WORK TO BE COMPLETED:
All entries should be output exactly as they stand.

A block of data:
━━━━━━━━━━

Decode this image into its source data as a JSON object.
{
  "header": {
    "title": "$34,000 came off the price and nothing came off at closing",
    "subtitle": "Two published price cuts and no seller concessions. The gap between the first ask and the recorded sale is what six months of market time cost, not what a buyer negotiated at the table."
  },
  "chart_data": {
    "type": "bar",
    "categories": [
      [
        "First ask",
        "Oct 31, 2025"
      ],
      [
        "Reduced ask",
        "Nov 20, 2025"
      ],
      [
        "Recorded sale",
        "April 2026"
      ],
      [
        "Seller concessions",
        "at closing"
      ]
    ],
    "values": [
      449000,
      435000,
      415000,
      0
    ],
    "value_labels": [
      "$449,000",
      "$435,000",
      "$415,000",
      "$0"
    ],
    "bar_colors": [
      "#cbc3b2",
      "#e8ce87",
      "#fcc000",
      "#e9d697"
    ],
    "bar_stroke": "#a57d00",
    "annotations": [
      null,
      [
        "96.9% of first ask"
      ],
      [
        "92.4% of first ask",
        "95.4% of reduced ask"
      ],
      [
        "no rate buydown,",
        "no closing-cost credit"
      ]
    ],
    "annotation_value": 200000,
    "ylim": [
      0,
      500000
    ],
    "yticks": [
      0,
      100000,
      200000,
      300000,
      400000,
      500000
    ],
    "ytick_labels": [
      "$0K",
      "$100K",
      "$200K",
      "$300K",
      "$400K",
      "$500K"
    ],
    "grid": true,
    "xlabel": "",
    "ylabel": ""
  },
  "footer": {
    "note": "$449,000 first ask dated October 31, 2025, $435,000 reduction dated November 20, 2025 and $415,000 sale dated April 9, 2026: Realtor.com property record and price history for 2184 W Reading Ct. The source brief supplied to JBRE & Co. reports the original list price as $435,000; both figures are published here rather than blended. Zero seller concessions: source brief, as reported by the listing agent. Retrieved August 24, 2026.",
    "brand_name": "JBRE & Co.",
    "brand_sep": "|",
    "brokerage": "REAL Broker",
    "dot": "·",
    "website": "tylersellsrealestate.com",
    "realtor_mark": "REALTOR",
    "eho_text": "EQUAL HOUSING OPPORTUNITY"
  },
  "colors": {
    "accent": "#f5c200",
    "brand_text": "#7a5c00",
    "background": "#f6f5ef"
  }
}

━━━━━━━━━━

EXERCISE ANSWER:
Decode this image into its source data as a JSON object.
{
  "header": {
    "title": "$34,000 came off the price and nothing came off at closing",
    "subtitle": "Two published price cuts and no seller concessions. The gap between the first ask and the recorded sale is what six months of market time cost, not what a buyer negotiated at the table."
  },
  "chart_data": {
    "type": "bar",
    "categories": [
      [
        "First ask",
        "Oct 31, 2025"
      ],
      [
        "Reduced ask",
        "Nov 20, 2025"
      ],
      [
        "Recorded sale",
        "April 2026"
      ],
      [
        "Seller concessions",
        "at closing"
      ]
    ],
    "values": [
      449000,
      435000,
      415000,
      0
    ],
    "value_labels": [
      "$449,000",
      "$435,000",
      "$415,000",
      "$0"
    ],
    "bar_colors": [
      "#cbc3b2",
      "#e8ce87",
      "#fcc000",
      "#e9d697"
    ],
    "bar_stroke": "#a57d00",
    "annotations": [
      null,
      [
        "96.9% of first ask"
      ],
      [
        "92.4% of first ask",
        "95.4% of reduced ask"
      ],
      [
        "no rate buydown,",
        "no closing-cost credit"
      ]
    ],
    "annotation_value": 200000,
    "ylim": [
      0,
      500000
    ],
    "yticks": [
      0,
      100000,
      200000,
      300000,
      400000,
      500000
    ],
    "ytick_labels": [
      "$0K",
      "$100K",
      "$200K",
      "$300K",
      "$400K",
      "$500K"
    ],
    "grid": true,
    "xlabel": "",
    "ylabel": ""
  },
  "footer": {
    "note": "$449,000 first ask dated October 31, 2025, $435,000 reduction dated November 20, 2025 and $415,000 sale dated April 9, 2026: Realtor.com property record and price history for 2184 W Reading Ct. The source brief supplied to JBRE & Co. reports the original list price as $435,000; both figures are published here rather than blended. Zero seller concessions: source brief, as reported by the listing agent. Retrieved August 24, 2026.",
    "brand_name": "JBRE & Co.",
    "brand_sep": "|",
    "brokerage": "REAL Broker",
    "dot": "·",
    "website": "tylersellsrealestate.com",
    "realtor_mark": "REALTOR",
    "eho_text": "EQUAL HOUSING OPPORTUNITY"
  },
  "colors": {
    "accent": "#f5c200",
    "brand_text": "#7a5c00",
    "background": "#f6f5ef"
  }
}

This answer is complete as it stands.